**YOUR INSTRUCTIONS:**
Every line that contains the word "nacionalidad" should be copied.

<<<<

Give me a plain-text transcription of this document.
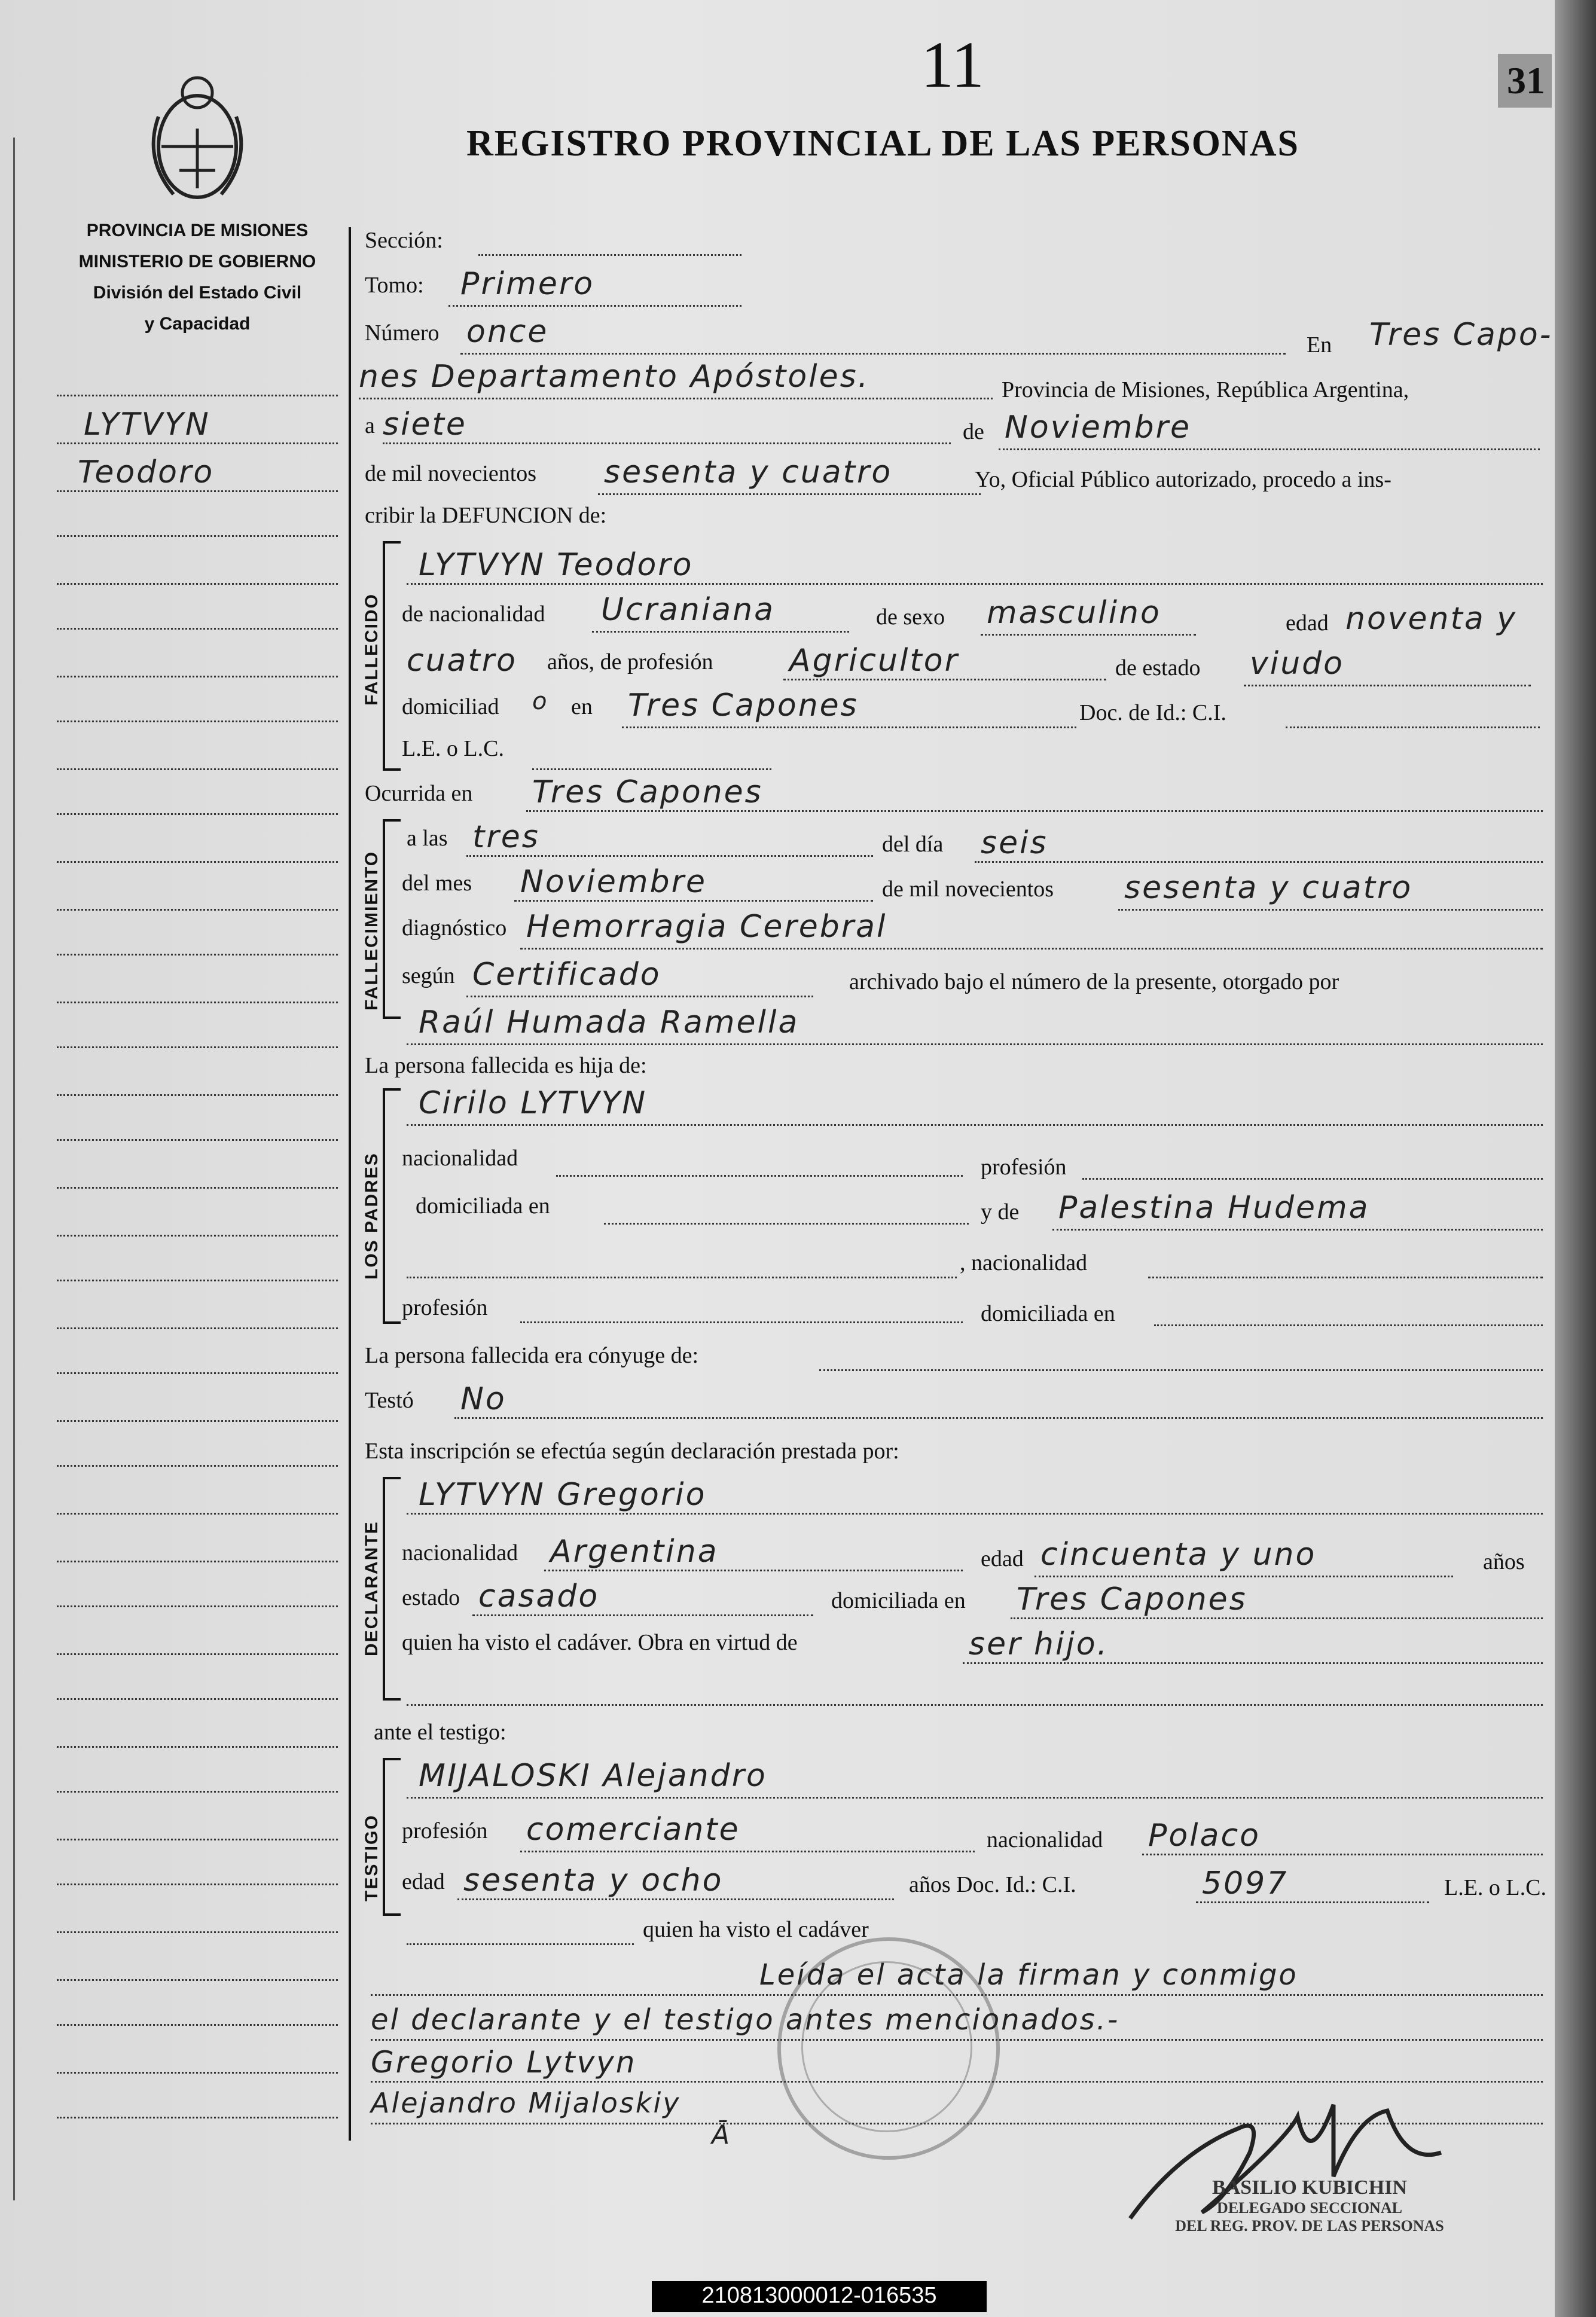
11	31
REGISTRO PROVINCIAL DE LAS PERSONAS
PROVINCIA DE MISIONES
MINISTERIO DE GOBIERNO
División del Estado Civil
y Capacidad
LYTVYN
Teodoro
Sección:
Tomo: Primero
Número once	En Tres Capo-
nes Departamento Apóstoles.	Provincia de Misiones, República Argentina,
a siete	de Noviembre
de mil novecientos sesenta y cuatro	Yo, Oficial Público autorizado, procedo a ins-
cribir la DEFUNCION de:
FALLECIDO
LYTVYN Teodoro
de nacionalidad Ucraniana	de sexo masculino	edad noventa y
cuatro años, de profesión Agricultor	de estado viudo
domiciliad o en Tres Capones	Doc. de Id.: C.I.
L.E. o L.C.
Ocurrida en Tres Capones
FALLECIMIENTO
a las tres	del día seis
del mes Noviembre	de mil novecientos sesenta y cuatro
diagnóstico Hemorragia Cerebral
según Certificado	archivado bajo el número de la presente, otorgado por
Raúl Humada Ramella
La persona fallecida es hija de:
LOS PADRES
Cirilo LYTVYN
nacionalidad	profesión
domiciliada en	y de Palestina Hudema
, nacionalidad
profesión	domiciliada en
La persona fallecida era cónyuge de:
Testó No
Esta inscripción se efectúa según declaración prestada por:
DECLARANTE
LYTVYN Gregorio
nacionalidad Argentina	edad cincuenta y uno	años
estado casado	domiciliada en Tres Capones
quien ha visto el cadáver. Obra en virtud de	ser hijo.
ante el testigo:
TESTIGO
MIJALOSKI Alejandro
profesión comerciante	nacionalidad Polaco
edad sesenta y ocho	años Doc. Id.: C.I.	5097	L.E. o L.C.
quien ha visto el cadáver
Leída el acta la firman y conmigo
el declarante y el testigo antes mencionados.-
Gregorio Lytvyn
Alejandro Mijaloskiy
Ā
BASILIO KUBICHIN
DELEGADO SECCIONAL
DEL REG. PROV. DE LAS PERSONAS
210813000012-016535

>>>>

**FINAL ANSWER:**
de nacionalidad Ucraniana	de sexo masculino	edad noventa y
nacionalidad	profesión
, nacionalidad
nacionalidad Argentina	edad cincuenta y uno	años
profesión comerciante	nacionalidad Polaco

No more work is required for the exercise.